▼▼▼

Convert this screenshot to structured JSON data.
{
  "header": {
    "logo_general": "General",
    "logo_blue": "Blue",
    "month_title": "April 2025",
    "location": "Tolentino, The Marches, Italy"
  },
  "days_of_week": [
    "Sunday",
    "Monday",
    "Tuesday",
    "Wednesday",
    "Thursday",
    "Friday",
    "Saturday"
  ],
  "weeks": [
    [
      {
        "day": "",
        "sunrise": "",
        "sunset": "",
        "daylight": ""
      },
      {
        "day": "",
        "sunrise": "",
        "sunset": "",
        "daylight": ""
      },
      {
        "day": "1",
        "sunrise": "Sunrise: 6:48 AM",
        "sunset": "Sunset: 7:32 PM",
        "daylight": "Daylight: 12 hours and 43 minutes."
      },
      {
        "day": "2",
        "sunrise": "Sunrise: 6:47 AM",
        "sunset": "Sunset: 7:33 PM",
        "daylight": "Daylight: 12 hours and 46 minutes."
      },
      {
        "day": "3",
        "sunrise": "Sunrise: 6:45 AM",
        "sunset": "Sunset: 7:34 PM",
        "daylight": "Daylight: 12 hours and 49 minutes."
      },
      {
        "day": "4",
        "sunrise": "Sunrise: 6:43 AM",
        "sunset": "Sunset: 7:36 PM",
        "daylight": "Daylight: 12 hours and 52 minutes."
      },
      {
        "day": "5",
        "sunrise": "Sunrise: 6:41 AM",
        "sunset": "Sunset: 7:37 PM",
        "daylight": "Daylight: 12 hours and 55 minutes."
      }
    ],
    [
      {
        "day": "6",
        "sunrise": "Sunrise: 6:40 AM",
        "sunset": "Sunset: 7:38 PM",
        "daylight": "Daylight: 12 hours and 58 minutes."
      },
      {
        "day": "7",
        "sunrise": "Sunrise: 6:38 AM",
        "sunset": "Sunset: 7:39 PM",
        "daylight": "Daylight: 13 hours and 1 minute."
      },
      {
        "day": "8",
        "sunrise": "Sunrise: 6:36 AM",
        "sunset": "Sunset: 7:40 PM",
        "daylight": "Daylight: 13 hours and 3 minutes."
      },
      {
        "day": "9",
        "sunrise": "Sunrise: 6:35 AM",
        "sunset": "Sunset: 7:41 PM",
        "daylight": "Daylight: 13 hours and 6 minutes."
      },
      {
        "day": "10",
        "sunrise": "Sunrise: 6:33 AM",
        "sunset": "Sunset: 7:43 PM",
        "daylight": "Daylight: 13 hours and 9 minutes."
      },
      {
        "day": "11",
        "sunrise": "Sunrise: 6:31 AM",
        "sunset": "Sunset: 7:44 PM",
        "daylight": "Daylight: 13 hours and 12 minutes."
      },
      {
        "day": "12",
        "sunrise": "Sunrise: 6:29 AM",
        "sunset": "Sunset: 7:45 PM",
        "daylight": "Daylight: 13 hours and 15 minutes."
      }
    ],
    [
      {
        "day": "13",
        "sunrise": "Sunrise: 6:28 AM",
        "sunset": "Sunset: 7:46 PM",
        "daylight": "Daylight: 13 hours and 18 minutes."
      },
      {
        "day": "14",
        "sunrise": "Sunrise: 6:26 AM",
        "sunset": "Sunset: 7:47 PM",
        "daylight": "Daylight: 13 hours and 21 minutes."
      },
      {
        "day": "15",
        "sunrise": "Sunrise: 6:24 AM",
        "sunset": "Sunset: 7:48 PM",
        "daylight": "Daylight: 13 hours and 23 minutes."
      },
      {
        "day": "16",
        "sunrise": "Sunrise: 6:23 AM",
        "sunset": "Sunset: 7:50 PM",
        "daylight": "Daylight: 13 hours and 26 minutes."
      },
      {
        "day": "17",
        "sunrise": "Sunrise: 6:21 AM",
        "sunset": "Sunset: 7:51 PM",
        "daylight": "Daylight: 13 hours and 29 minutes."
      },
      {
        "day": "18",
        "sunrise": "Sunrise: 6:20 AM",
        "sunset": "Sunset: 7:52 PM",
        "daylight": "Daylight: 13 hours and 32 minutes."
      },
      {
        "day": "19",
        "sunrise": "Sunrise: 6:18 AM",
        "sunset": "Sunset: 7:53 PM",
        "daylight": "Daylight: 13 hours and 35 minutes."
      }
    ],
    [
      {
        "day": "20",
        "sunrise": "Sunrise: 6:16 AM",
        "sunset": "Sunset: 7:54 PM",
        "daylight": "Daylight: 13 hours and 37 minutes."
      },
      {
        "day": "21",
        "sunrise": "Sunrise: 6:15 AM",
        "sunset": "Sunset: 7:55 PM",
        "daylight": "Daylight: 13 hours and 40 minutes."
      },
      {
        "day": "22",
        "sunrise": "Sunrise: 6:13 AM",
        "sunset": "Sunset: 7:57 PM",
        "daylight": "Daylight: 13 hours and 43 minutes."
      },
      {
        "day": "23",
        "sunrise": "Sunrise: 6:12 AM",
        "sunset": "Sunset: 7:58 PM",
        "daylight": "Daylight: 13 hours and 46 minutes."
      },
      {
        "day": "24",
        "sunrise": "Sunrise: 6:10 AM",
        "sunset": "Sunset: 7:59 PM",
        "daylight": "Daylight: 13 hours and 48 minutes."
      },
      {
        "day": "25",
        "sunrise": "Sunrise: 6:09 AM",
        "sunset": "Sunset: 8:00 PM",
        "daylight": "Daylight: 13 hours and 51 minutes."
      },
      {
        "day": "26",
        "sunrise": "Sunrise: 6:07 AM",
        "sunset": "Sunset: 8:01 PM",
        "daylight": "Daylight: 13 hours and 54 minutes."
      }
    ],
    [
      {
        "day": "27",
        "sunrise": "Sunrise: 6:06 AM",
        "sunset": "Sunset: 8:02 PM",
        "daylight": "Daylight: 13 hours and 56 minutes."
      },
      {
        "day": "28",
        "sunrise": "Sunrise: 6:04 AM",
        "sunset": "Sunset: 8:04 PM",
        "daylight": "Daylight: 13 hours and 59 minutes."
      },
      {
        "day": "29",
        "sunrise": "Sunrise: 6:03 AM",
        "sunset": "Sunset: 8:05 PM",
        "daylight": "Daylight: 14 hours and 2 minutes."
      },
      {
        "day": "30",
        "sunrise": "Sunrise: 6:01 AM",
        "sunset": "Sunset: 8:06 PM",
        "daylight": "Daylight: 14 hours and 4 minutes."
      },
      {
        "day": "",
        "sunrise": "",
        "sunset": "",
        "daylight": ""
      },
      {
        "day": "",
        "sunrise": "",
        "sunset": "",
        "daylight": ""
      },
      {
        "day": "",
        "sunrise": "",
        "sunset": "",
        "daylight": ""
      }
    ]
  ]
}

▲▲▲

What is required: Return the full listing, character for character.

Worked solution:
Convert this screenshot to structured JSON data.
{
  "header": {
    "logo_general": "General",
    "logo_blue": "Blue",
    "month_title": "April 2025",
    "location": "Tolentino, The Marches, Italy"
  },
  "days_of_week": [
    "Sunday",
    "Monday",
    "Tuesday",
    "Wednesday",
    "Thursday",
    "Friday",
    "Saturday"
  ],
  "weeks": [
    [
      {
        "day": "",
        "sunrise": "",
        "sunset": "",
        "daylight": ""
      },
      {
        "day": "",
        "sunrise": "",
        "sunset": "",
        "daylight": ""
      },
      {
        "day": "1",
        "sunrise": "Sunrise: 6:48 AM",
        "sunset": "Sunset: 7:32 PM",
        "daylight": "Daylight: 12 hours and 43 minutes."
      },
      {
        "day": "2",
        "sunrise": "Sunrise: 6:47 AM",
        "sunset": "Sunset: 7:33 PM",
        "daylight": "Daylight: 12 hours and 46 minutes."
      },
      {
        "day": "3",
        "sunrise": "Sunrise: 6:45 AM",
        "sunset": "Sunset: 7:34 PM",
        "daylight": "Daylight: 12 hours and 49 minutes."
      },
      {
        "day": "4",
        "sunrise": "Sunrise: 6:43 AM",
        "sunset": "Sunset: 7:36 PM",
        "daylight": "Daylight: 12 hours and 52 minutes."
      },
      {
        "day": "5",
        "sunrise": "Sunrise: 6:41 AM",
        "sunset": "Sunset: 7:37 PM",
        "daylight": "Daylight: 12 hours and 55 minutes."
      }
    ],
    [
      {
        "day": "6",
        "sunrise": "Sunrise: 6:40 AM",
        "sunset": "Sunset: 7:38 PM",
        "daylight": "Daylight: 12 hours and 58 minutes."
      },
      {
        "day": "7",
        "sunrise": "Sunrise: 6:38 AM",
        "sunset": "Sunset: 7:39 PM",
        "daylight": "Daylight: 13 hours and 1 minute."
      },
      {
        "day": "8",
        "sunrise": "Sunrise: 6:36 AM",
        "sunset": "Sunset: 7:40 PM",
        "daylight": "Daylight: 13 hours and 3 minutes."
      },
      {
        "day": "9",
        "sunrise": "Sunrise: 6:35 AM",
        "sunset": "Sunset: 7:41 PM",
        "daylight": "Daylight: 13 hours and 6 minutes."
      },
      {
        "day": "10",
        "sunrise": "Sunrise: 6:33 AM",
        "sunset": "Sunset: 7:43 PM",
        "daylight": "Daylight: 13 hours and 9 minutes."
      },
      {
        "day": "11",
        "sunrise": "Sunrise: 6:31 AM",
        "sunset": "Sunset: 7:44 PM",
        "daylight": "Daylight: 13 hours and 12 minutes."
      },
      {
        "day": "12",
        "sunrise": "Sunrise: 6:29 AM",
        "sunset": "Sunset: 7:45 PM",
        "daylight": "Daylight: 13 hours and 15 minutes."
      }
    ],
    [
      {
        "day": "13",
        "sunrise": "Sunrise: 6:28 AM",
        "sunset": "Sunset: 7:46 PM",
        "daylight": "Daylight: 13 hours and 18 minutes."
      },
      {
        "day": "14",
        "sunrise": "Sunrise: 6:26 AM",
        "sunset": "Sunset: 7:47 PM",
        "daylight": "Daylight: 13 hours and 21 minutes."
      },
      {
        "day": "15",
        "sunrise": "Sunrise: 6:24 AM",
        "sunset": "Sunset: 7:48 PM",
        "daylight": "Daylight: 13 hours and 23 minutes."
      },
      {
        "day": "16",
        "sunrise": "Sunrise: 6:23 AM",
        "sunset": "Sunset: 7:50 PM",
        "daylight": "Daylight: 13 hours and 26 minutes."
      },
      {
        "day": "17",
        "sunrise": "Sunrise: 6:21 AM",
        "sunset": "Sunset: 7:51 PM",
        "daylight": "Daylight: 13 hours and 29 minutes."
      },
      {
        "day": "18",
        "sunrise": "Sunrise: 6:20 AM",
        "sunset": "Sunset: 7:52 PM",
        "daylight": "Daylight: 13 hours and 32 minutes."
      },
      {
        "day": "19",
        "sunrise": "Sunrise: 6:18 AM",
        "sunset": "Sunset: 7:53 PM",
        "daylight": "Daylight: 13 hours and 35 minutes."
      }
    ],
    [
      {
        "day": "20",
        "sunrise": "Sunrise: 6:16 AM",
        "sunset": "Sunset: 7:54 PM",
        "daylight": "Daylight: 13 hours and 37 minutes."
      },
      {
        "day": "21",
        "sunrise": "Sunrise: 6:15 AM",
        "sunset": "Sunset: 7:55 PM",
        "daylight": "Daylight: 13 hours and 40 minutes."
      },
      {
        "day": "22",
        "sunrise": "Sunrise: 6:13 AM",
        "sunset": "Sunset: 7:57 PM",
        "daylight": "Daylight: 13 hours and 43 minutes."
      },
      {
        "day": "23",
        "sunrise": "Sunrise: 6:12 AM",
        "sunset": "Sunset: 7:58 PM",
        "daylight": "Daylight: 13 hours and 46 minutes."
      },
      {
        "day": "24",
        "sunrise": "Sunrise: 6:10 AM",
        "sunset": "Sunset: 7:59 PM",
        "daylight": "Daylight: 13 hours and 48 minutes."
      },
      {
        "day": "25",
        "sunrise": "Sunrise: 6:09 AM",
        "sunset": "Sunset: 8:00 PM",
        "daylight": "Daylight: 13 hours and 51 minutes."
      },
      {
        "day": "26",
        "sunrise": "Sunrise: 6:07 AM",
        "sunset": "Sunset: 8:01 PM",
        "daylight": "Daylight: 13 hours and 54 minutes."
      }
    ],
    [
      {
        "day": "27",
        "sunrise": "Sunrise: 6:06 AM",
        "sunset": "Sunset: 8:02 PM",
        "daylight": "Daylight: 13 hours and 56 minutes."
      },
      {
        "day": "28",
        "sunrise": "Sunrise: 6:04 AM",
        "sunset": "Sunset: 8:04 PM",
        "daylight": "Daylight: 13 hours and 59 minutes."
      },
      {
        "day": "29",
        "sunrise": "Sunrise: 6:03 AM",
        "sunset": "Sunset: 8:05 PM",
        "daylight": "Daylight: 14 hours and 2 minutes."
      },
      {
        "day": "30",
        "sunrise": "Sunrise: 6:01 AM",
        "sunset": "Sunset: 8:06 PM",
        "daylight": "Daylight: 14 hours and 4 minutes."
      },
      {
        "day": "",
        "sunrise": "",
        "sunset": "",
        "daylight": ""
      },
      {
        "day": "",
        "sunrise": "",
        "sunset": "",
        "daylight": ""
      },
      {
        "day": "",
        "sunrise": "",
        "sunset": "",
        "daylight": ""
      }
    ]
  ]
}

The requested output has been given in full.